**Entries provided:**
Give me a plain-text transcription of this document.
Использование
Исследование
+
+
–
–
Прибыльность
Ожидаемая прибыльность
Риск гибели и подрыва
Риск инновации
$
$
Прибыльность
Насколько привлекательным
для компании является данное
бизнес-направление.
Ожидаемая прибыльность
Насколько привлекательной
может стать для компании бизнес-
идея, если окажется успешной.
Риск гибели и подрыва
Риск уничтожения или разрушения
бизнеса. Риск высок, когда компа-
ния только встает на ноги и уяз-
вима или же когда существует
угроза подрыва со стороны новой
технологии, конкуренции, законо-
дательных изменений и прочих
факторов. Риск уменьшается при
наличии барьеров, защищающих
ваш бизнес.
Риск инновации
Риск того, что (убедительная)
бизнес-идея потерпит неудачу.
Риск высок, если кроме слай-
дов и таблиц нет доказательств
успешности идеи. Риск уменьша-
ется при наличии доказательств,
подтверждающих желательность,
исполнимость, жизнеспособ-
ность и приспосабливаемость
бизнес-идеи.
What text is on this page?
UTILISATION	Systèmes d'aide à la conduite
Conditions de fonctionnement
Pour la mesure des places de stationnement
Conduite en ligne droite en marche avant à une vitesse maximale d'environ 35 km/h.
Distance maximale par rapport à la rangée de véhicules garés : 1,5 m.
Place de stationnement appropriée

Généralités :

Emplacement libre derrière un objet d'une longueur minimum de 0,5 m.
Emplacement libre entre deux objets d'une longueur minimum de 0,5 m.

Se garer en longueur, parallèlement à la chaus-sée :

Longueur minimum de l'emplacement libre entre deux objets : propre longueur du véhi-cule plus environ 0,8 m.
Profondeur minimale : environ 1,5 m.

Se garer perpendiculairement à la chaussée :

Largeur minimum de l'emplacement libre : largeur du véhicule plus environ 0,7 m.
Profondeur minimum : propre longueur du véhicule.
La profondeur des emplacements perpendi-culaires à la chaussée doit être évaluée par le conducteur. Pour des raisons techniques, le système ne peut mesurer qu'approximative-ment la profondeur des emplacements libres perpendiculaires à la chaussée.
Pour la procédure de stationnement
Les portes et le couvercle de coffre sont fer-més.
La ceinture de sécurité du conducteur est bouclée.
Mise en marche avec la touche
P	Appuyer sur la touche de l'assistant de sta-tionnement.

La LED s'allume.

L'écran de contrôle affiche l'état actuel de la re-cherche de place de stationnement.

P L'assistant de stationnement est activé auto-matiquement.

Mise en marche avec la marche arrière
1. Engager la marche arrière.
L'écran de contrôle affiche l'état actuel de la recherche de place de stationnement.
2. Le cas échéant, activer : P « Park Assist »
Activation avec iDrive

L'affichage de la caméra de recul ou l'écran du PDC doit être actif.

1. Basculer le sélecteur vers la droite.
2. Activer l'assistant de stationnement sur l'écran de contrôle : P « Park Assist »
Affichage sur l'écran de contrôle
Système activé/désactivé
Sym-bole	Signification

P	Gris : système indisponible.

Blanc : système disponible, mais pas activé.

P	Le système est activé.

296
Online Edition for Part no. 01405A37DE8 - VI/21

**Written problem:**
Quote all the records exactly, please, leaving none out.

**Result for this exercise:**
Give me a plain-text transcription of this document.
Использование
Исследование
+
+
–
–
Прибыльность
Ожидаемая прибыльность
Риск гибели и подрыва
Риск инновации
$
$
Прибыльность
Насколько привлекательным
для компании является данное
бизнес-направление.
Ожидаемая прибыльность
Насколько привлекательной
может стать для компании бизнес-
идея, если окажется успешной.
Риск гибели и подрыва
Риск уничтожения или разрушения
бизнеса. Риск высок, когда компа-
ния только встает на ноги и уяз-
вима или же когда существует
угроза подрыва со стороны новой
технологии, конкуренции, законо-
дательных изменений и прочих
факторов. Риск уменьшается при
наличии барьеров, защищающих
ваш бизнес.
Риск инновации
Риск того, что (убедительная)
бизнес-идея потерпит неудачу.
Риск высок, если кроме слай-
дов и таблиц нет доказательств
успешности идеи. Риск уменьша-
ется при наличии доказательств,
подтверждающих желательность,
исполнимость, жизнеспособ-
ность и приспосабливаемость
бизнес-идеи.
What text is on this page?
UTILISATION	Systèmes d'aide à la conduite
Conditions de fonctionnement
Pour la mesure des places de stationnement
Conduite en ligne droite en marche avant à une vitesse maximale d'environ 35 km/h.
Distance maximale par rapport à la rangée de véhicules garés : 1,5 m.
Place de stationnement appropriée

Généralités :

Emplacement libre derrière un objet d'une longueur minimum de 0,5 m.
Emplacement libre entre deux objets d'une longueur minimum de 0,5 m.

Se garer en longueur, parallèlement à la chaus-sée :

Longueur minimum de l'emplacement libre entre deux objets : propre longueur du véhi-cule plus environ 0,8 m.
Profondeur minimale : environ 1,5 m.

Se garer perpendiculairement à la chaussée :

Largeur minimum de l'emplacement libre : largeur du véhicule plus environ 0,7 m.
Profondeur minimum : propre longueur du véhicule.
La profondeur des emplacements perpendi-culaires à la chaussée doit être évaluée par le conducteur. Pour des raisons techniques, le système ne peut mesurer qu'approximative-ment la profondeur des emplacements libres perpendiculaires à la chaussée.
Pour la procédure de stationnement
Les portes et le couvercle de coffre sont fer-més.
La ceinture de sécurité du conducteur est bouclée.
Mise en marche avec la touche
P	Appuyer sur la touche de l'assistant de sta-tionnement.

La LED s'allume.

L'écran de contrôle affiche l'état actuel de la re-cherche de place de stationnement.

P L'assistant de stationnement est activé auto-matiquement.

Mise en marche avec la marche arrière
1. Engager la marche arrière.
L'écran de contrôle affiche l'état actuel de la recherche de place de stationnement.
2. Le cas échéant, activer : P « Park Assist »
Activation avec iDrive

L'affichage de la caméra de recul ou l'écran du PDC doit être actif.

1. Basculer le sélecteur vers la droite.
2. Activer l'assistant de stationnement sur l'écran de contrôle : P « Park Assist »
Affichage sur l'écran de contrôle
Système activé/désactivé
Sym-bole	Signification

P	Gris : système indisponible.

Blanc : système disponible, mais pas activé.

P	Le système est activé.

296
Online Edition for Part no. 01405A37DE8 - VI/21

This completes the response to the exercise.